■ **Directions**:
Copy the data line for line, starting at its first line and ending with the line that contains "504, 499, 580]".

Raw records
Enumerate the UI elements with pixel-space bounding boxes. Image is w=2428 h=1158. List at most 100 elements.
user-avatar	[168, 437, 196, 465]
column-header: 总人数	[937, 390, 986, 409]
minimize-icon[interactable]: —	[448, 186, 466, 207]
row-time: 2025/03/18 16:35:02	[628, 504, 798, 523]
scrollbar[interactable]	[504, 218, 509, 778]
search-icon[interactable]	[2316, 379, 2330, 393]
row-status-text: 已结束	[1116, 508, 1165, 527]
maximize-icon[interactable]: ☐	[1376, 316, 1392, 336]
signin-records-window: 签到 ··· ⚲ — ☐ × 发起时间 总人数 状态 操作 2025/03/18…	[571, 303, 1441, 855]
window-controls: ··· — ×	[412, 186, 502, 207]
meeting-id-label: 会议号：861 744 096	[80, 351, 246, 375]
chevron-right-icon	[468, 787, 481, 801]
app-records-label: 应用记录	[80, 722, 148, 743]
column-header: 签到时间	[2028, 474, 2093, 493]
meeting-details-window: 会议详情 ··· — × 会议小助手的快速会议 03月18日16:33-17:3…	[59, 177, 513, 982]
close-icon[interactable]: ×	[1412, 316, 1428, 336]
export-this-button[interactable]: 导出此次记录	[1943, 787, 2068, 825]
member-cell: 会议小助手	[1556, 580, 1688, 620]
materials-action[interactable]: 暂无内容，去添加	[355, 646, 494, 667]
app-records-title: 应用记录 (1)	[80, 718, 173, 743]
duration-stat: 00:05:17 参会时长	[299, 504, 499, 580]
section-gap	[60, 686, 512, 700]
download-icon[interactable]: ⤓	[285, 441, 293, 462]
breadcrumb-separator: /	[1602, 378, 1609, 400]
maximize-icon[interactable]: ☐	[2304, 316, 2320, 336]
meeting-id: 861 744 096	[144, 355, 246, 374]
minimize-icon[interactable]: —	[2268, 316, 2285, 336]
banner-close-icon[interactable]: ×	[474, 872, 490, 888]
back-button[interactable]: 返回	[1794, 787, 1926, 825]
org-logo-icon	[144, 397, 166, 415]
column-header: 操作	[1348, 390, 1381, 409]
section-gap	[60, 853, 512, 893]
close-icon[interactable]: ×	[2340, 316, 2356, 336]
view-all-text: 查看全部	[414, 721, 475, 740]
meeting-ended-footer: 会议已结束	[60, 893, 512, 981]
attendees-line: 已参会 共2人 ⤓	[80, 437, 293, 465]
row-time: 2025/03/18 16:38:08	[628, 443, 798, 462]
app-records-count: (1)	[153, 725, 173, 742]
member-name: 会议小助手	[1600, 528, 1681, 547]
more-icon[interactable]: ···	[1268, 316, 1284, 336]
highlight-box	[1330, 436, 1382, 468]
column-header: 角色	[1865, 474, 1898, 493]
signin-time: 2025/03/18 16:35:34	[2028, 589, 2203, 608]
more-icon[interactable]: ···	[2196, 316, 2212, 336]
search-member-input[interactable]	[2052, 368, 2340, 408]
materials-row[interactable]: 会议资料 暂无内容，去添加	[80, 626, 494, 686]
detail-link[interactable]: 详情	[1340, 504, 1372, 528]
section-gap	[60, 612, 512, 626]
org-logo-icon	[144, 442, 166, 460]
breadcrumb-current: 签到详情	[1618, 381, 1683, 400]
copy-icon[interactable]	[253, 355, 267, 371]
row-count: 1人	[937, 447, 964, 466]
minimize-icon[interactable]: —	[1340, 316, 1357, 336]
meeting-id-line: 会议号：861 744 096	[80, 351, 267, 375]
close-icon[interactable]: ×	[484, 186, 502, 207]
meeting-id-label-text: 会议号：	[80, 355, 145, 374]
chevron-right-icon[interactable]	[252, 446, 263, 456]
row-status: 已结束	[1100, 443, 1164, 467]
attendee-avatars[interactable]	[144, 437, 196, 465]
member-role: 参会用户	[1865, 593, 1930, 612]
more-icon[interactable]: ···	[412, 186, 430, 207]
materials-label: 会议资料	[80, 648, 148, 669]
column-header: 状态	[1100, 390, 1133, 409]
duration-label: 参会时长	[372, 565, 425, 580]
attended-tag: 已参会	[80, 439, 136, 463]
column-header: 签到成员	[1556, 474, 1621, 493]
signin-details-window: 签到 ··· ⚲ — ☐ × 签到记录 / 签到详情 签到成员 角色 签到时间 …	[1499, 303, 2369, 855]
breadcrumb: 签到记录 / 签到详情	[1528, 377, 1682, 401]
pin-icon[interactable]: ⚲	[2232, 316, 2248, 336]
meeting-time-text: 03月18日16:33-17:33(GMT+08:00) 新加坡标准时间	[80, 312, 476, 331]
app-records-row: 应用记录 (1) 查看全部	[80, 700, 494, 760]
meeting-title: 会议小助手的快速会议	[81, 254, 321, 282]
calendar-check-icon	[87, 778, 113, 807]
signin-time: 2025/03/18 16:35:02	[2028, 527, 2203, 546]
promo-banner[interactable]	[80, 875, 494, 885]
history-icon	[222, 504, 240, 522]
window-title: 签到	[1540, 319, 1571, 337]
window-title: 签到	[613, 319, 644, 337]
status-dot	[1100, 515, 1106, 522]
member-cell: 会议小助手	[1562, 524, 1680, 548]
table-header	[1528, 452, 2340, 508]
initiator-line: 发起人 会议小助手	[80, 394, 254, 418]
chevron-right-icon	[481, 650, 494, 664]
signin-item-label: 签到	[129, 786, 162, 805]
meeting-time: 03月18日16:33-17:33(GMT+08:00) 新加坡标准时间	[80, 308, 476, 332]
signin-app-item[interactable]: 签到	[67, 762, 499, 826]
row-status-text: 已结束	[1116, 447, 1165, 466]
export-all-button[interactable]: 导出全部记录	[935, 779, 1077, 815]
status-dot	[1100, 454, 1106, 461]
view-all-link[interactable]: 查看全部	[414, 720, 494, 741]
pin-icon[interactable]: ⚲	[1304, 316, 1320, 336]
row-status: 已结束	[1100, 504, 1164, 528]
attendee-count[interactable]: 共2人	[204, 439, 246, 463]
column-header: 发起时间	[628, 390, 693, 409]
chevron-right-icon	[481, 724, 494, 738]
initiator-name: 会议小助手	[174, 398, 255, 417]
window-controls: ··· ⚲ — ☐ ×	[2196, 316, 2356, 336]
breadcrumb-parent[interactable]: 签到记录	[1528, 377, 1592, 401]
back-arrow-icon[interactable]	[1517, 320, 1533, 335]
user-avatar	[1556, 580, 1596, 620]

■ **Exercise output**:
Enumerate the UI elements with pixel-space bounding boxes. Image is w=2428 h=1158. List at most 100 elements.
user-avatar	[168, 437, 196, 465]
column-header: 总人数	[937, 390, 986, 409]
minimize-icon[interactable]: —	[448, 186, 466, 207]
row-time: 2025/03/18 16:35:02	[628, 504, 798, 523]
scrollbar[interactable]	[504, 218, 509, 778]
search-icon[interactable]	[2316, 379, 2330, 393]
row-status-text: 已结束	[1116, 508, 1165, 527]
maximize-icon[interactable]: ☐	[1376, 316, 1392, 336]
signin-records-window: 签到 ··· ⚲ — ☐ × 发起时间 总人数 状态 操作 2025/03/18…	[571, 303, 1441, 855]
window-controls: ··· — ×	[412, 186, 502, 207]
meeting-id-label: 会议号：861 744 096	[80, 351, 246, 375]
chevron-right-icon	[468, 787, 481, 801]
app-records-label: 应用记录	[80, 722, 148, 743]
column-header: 签到时间	[2028, 474, 2093, 493]
meeting-details-window: 会议详情 ··· — × 会议小助手的快速会议 03月18日16:33-17:3…	[59, 177, 513, 982]
close-icon[interactable]: ×	[1412, 316, 1428, 336]
export-this-button[interactable]: 导出此次记录	[1943, 787, 2068, 825]
member-cell: 会议小助手	[1556, 580, 1688, 620]
materials-action[interactable]: 暂无内容，去添加	[355, 646, 494, 667]
app-records-title: 应用记录 (1)	[80, 718, 173, 743]
duration-stat: 00:05:17 参会时长	[299, 504, 499, 580]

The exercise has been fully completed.